-- start --

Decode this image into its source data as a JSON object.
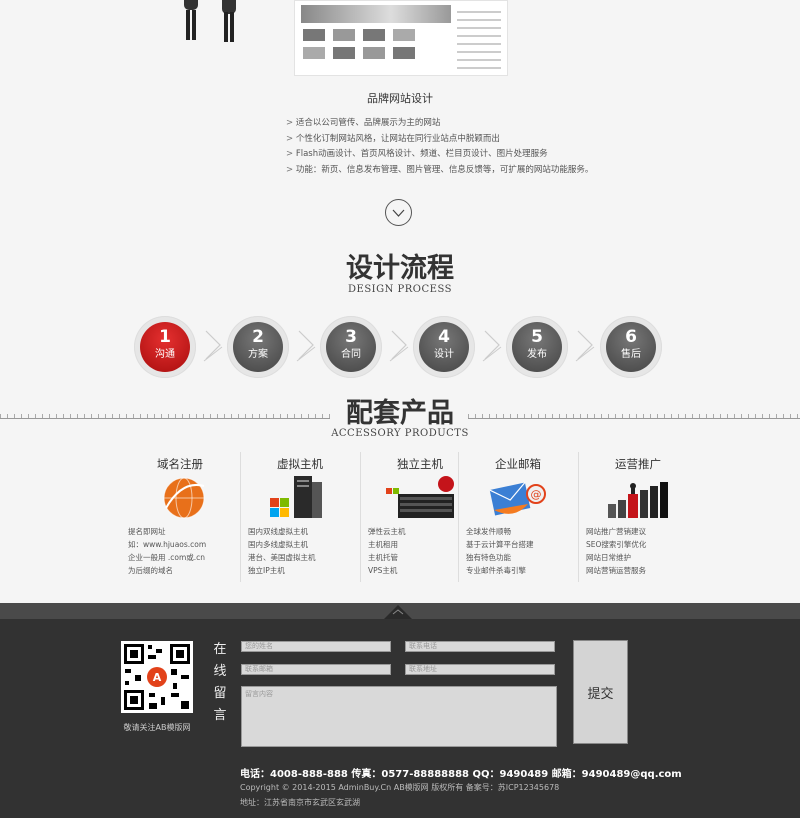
{
  "showcase": {
    "title": "品牌网站设计",
    "features": [
      "适合以公司管传、品牌展示为主的网站",
      "个性化订制网站风格，让网站在同行业站点中脱颖而出",
      "Flash动画设计、首页风格设计、频道、栏目页设计、图片处理服务",
      "功能：新页、信息发布管理、图片管理、信息反馈等，可扩展的网站功能服务。"
    ]
  },
  "process": {
    "title": "设计流程",
    "subtitle": "DESIGN PROCESS",
    "steps": [
      {
        "num": "1",
        "label": "沟通"
      },
      {
        "num": "2",
        "label": "方案"
      },
      {
        "num": "3",
        "label": "合同"
      },
      {
        "num": "4",
        "label": "设计"
      },
      {
        "num": "5",
        "label": "发布"
      },
      {
        "num": "6",
        "label": "售后"
      }
    ]
  },
  "products": {
    "title": "配套产品",
    "subtitle": "ACCESSORY PRODUCTS",
    "items": [
      {
        "title": "域名注册",
        "lines": [
          "提名即网址",
          "如：www.hjuaos.com",
          "企业一般用 .com或.cn",
          "为后缀的域名"
        ]
      },
      {
        "title": "虚拟主机",
        "lines": [
          "国内双线虚拟主机",
          "国内多线虚拟主机",
          "港台、美国虚拟主机",
          "独立IP主机"
        ]
      },
      {
        "title": "独立主机",
        "lines": [
          "弹性云主机",
          "主机租用",
          "主机托管",
          "VPS主机"
        ]
      },
      {
        "title": "企业邮箱",
        "lines": [
          "全球发件顺畅",
          "基于云计算平台搭建",
          "独有特色功能",
          "专业邮件杀毒引擎"
        ]
      },
      {
        "title": "运营推广",
        "lines": [
          "网站推广营销建议",
          "SEO搜索引擎优化",
          "网站日常维护",
          "网站营销运营服务"
        ]
      }
    ]
  },
  "footer": {
    "qr_caption": "敬请关注AB模版网",
    "message_title": "在线留言",
    "fields": [
      "您的姓名",
      "联系电话",
      "联系邮箱",
      "联系地址"
    ],
    "message_placeholder": "留言内容",
    "submit_label": "提交",
    "contact": "电话：4008-888-888   传真：0577-88888888   QQ：9490489   邮箱：9490489@qq.com",
    "copyright": "Copyright © 2014-2015 AdminBuy.Cn AB模版网 版权所有 备案号：苏ICP12345678",
    "address": "地址：江苏省南京市玄武区玄武湖"
  }
}
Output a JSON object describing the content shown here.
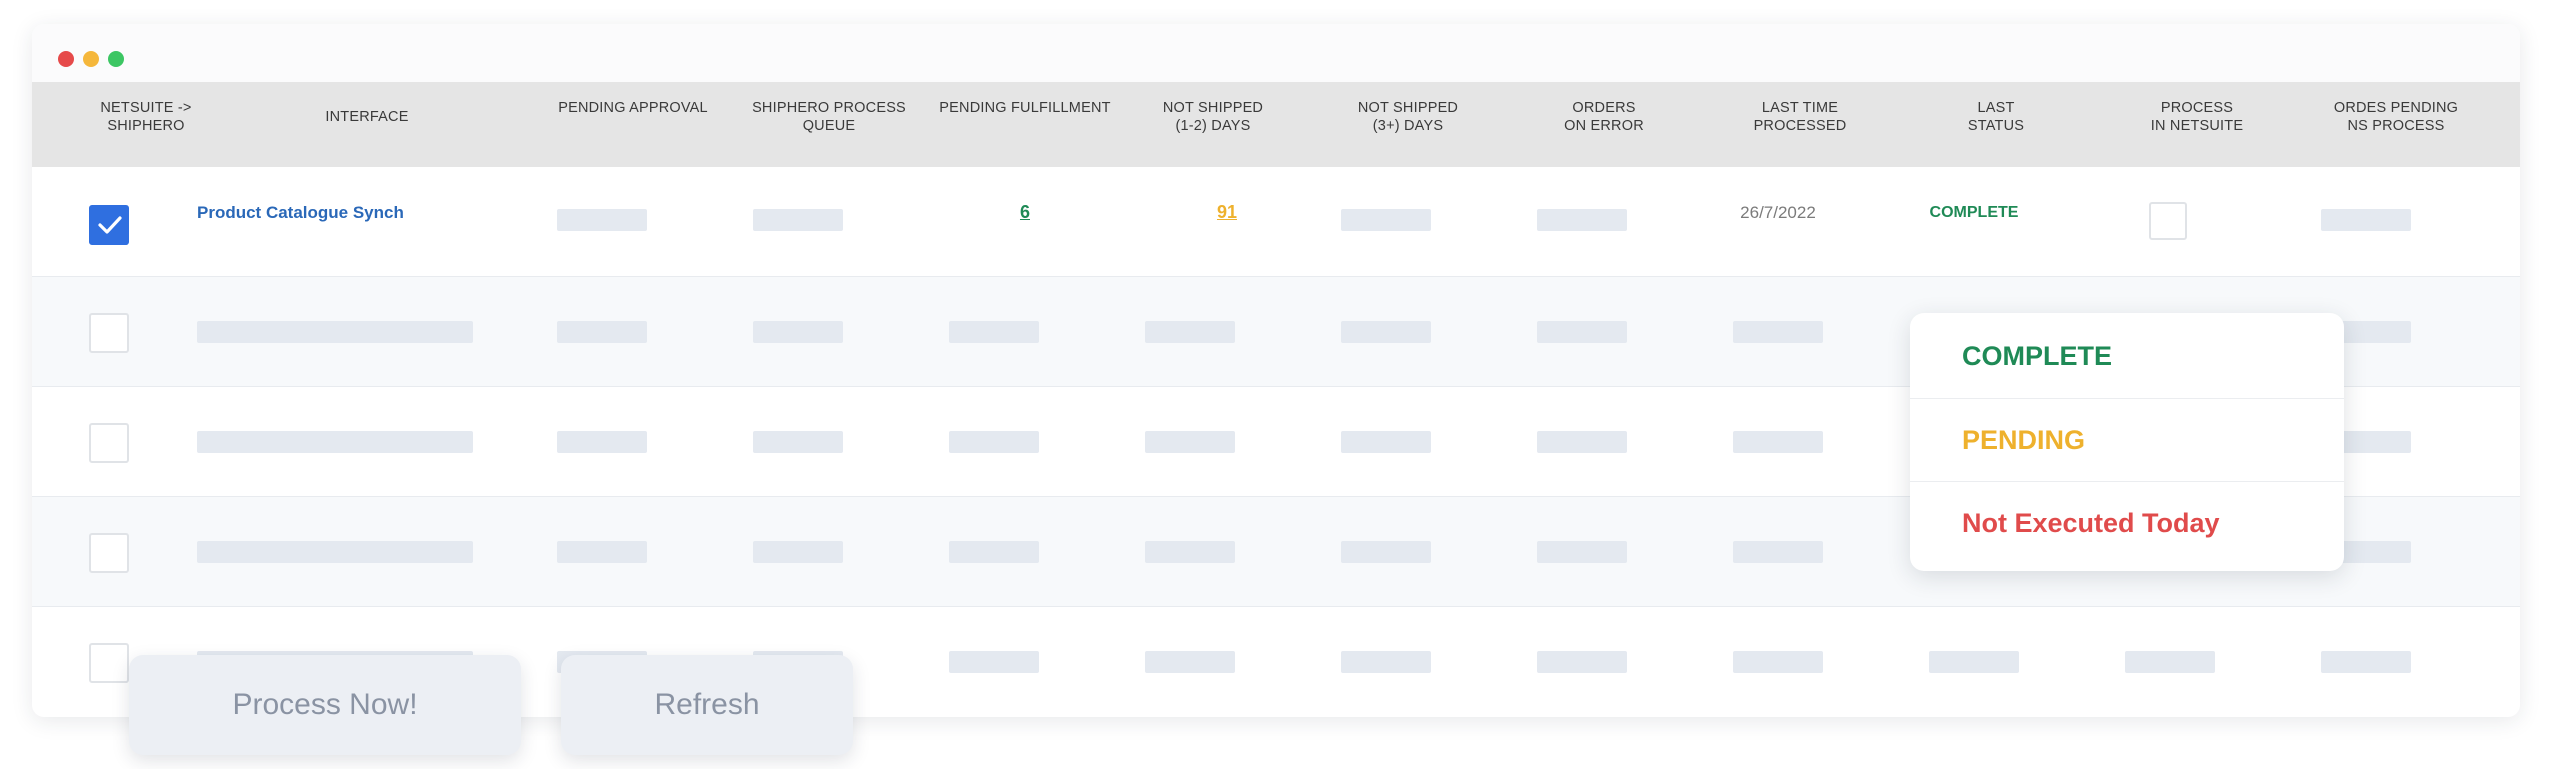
{
  "window": {
    "controls": [
      "close",
      "minimize",
      "maximize"
    ]
  },
  "colors": {
    "complete": "#1f8a56",
    "pending": "#eeb12d",
    "not_executed": "#e04b4b",
    "link": "#2a68b8",
    "checkbox": "#2f6fe0"
  },
  "table": {
    "headers": [
      {
        "line1": "NETSUITE ->",
        "line2": "SHIPHERO"
      },
      {
        "line1": "INTERFACE",
        "line2": ""
      },
      {
        "line1": "PENDING APPROVAL",
        "line2": ""
      },
      {
        "line1": "SHIPHERO PROCESS",
        "line2": "QUEUE"
      },
      {
        "line1": "PENDING FULFILLMENT",
        "line2": ""
      },
      {
        "line1": "NOT SHIPPED",
        "line2": "(1-2) DAYS"
      },
      {
        "line1": "NOT SHIPPED",
        "line2": "(3+) DAYS"
      },
      {
        "line1": "ORDERS",
        "line2": "ON ERROR"
      },
      {
        "line1": "LAST TIME",
        "line2": "PROCESSED"
      },
      {
        "line1": "LAST",
        "line2": "STATUS"
      },
      {
        "line1": "PROCESS",
        "line2": "IN NETSUITE"
      },
      {
        "line1": "ORDES PENDING",
        "line2": "NS PROCESS"
      }
    ],
    "first_row": {
      "checked": true,
      "interface": "Product Catalogue Synch",
      "pending_fulfillment": "6",
      "not_shipped_1_2": "91",
      "last_time_processed": "26/7/2022",
      "last_status": "COMPLETE"
    }
  },
  "status_dropdown": {
    "options": [
      {
        "label": "COMPLETE"
      },
      {
        "label": "PENDING"
      },
      {
        "label": "Not Executed Today"
      }
    ]
  },
  "actions": {
    "process_now": "Process Now!",
    "refresh": "Refresh"
  },
  "icons": {
    "checkbox": "check-icon"
  }
}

-- end --

# TASK STATEMENT
Print the listing above in full, exactly as written. Omit any pictures.

# WRITTEN SOLUTION
Decode this image into its source data as a JSON object.
{
  "showcase": {
    "title": "品牌网站设计",
    "features": [
      "适合以公司管传、品牌展示为主的网站",
      "个性化订制网站风格，让网站在同行业站点中脱颖而出",
      "Flash动画设计、首页风格设计、频道、栏目页设计、图片处理服务",
      "功能：新页、信息发布管理、图片管理、信息反馈等，可扩展的网站功能服务。"
    ]
  },
  "process": {
    "title": "设计流程",
    "subtitle": "DESIGN PROCESS",
    "steps": [
      {
        "num": "1",
        "label": "沟通"
      },
      {
        "num": "2",
        "label": "方案"
      },
      {
        "num": "3",
        "label": "合同"
      },
      {
        "num": "4",
        "label": "设计"
      },
      {
        "num": "5",
        "label": "发布"
      },
      {
        "num": "6",
        "label": "售后"
      }
    ]
  },
  "products": {
    "title": "配套产品",
    "subtitle": "ACCESSORY PRODUCTS",
    "items": [
      {
        "title": "域名注册",
        "lines": [
          "提名即网址",
          "如：www.hjuaos.com",
          "企业一般用 .com或.cn",
          "为后缀的域名"
        ]
      },
      {
        "title": "虚拟主机",
        "lines": [
          "国内双线虚拟主机",
          "国内多线虚拟主机",
          "港台、美国虚拟主机",
          "独立IP主机"
        ]
      },
      {
        "title": "独立主机",
        "lines": [
          "弹性云主机",
          "主机租用",
          "主机托管",
          "VPS主机"
        ]
      },
      {
        "title": "企业邮箱",
        "lines": [
          "全球发件顺畅",
          "基于云计算平台搭建",
          "独有特色功能",
          "专业邮件杀毒引擎"
        ]
      },
      {
        "title": "运营推广",
        "lines": [
          "网站推广营销建议",
          "SEO搜索引擎优化",
          "网站日常维护",
          "网站营销运营服务"
        ]
      }
    ]
  },
  "footer": {
    "qr_caption": "敬请关注AB模版网",
    "message_title": "在线留言",
    "fields": [
      "您的姓名",
      "联系电话",
      "联系邮箱",
      "联系地址"
    ],
    "message_placeholder": "留言内容",
    "submit_label": "提交",
    "contact": "电话：4008-888-888   传真：0577-88888888   QQ：9490489   邮箱：9490489@qq.com",
    "copyright": "Copyright © 2014-2015 AdminBuy.Cn AB模版网 版权所有 备案号：苏ICP12345678",
    "address": "地址：江苏省南京市玄武区玄武湖"
  }
}
Output a JSON object describing the content shown here.
{
  "window": {
    "controls": [
      "close",
      "minimize",
      "maximize"
    ]
  },
  "colors": {
    "complete": "#1f8a56",
    "pending": "#eeb12d",
    "not_executed": "#e04b4b",
    "link": "#2a68b8",
    "checkbox": "#2f6fe0"
  },
  "table": {
    "headers": [
      {
        "line1": "NETSUITE ->",
        "line2": "SHIPHERO"
      },
      {
        "line1": "INTERFACE",
        "line2": ""
      },
      {
        "line1": "PENDING APPROVAL",
        "line2": ""
      },
      {
        "line1": "SHIPHERO PROCESS",
        "line2": "QUEUE"
      },
      {
        "line1": "PENDING FULFILLMENT",
        "line2": ""
      },
      {
        "line1": "NOT SHIPPED",
        "line2": "(1-2) DAYS"
      },
      {
        "line1": "NOT SHIPPED",
        "line2": "(3+) DAYS"
      },
      {
        "line1": "ORDERS",
        "line2": "ON ERROR"
      },
      {
        "line1": "LAST TIME",
        "line2": "PROCESSED"
      },
      {
        "line1": "LAST",
        "line2": "STATUS"
      },
      {
        "line1": "PROCESS",
        "line2": "IN NETSUITE"
      },
      {
        "line1": "ORDES PENDING",
        "line2": "NS PROCESS"
      }
    ],
    "first_row": {
      "checked": true,
      "interface": "Product Catalogue Synch",
      "pending_fulfillment": "6",
      "not_shipped_1_2": "91",
      "last_time_processed": "26/7/2022",
      "last_status": "COMPLETE"
    }
  },
  "status_dropdown": {
    "options": [
      {
        "label": "COMPLETE"
      },
      {
        "label": "PENDING"
      },
      {
        "label": "Not Executed Today"
      }
    ]
  },
  "actions": {
    "process_now": "Process Now!",
    "refresh": "Refresh"
  },
  "icons": {
    "checkbox": "check-icon"
  }
}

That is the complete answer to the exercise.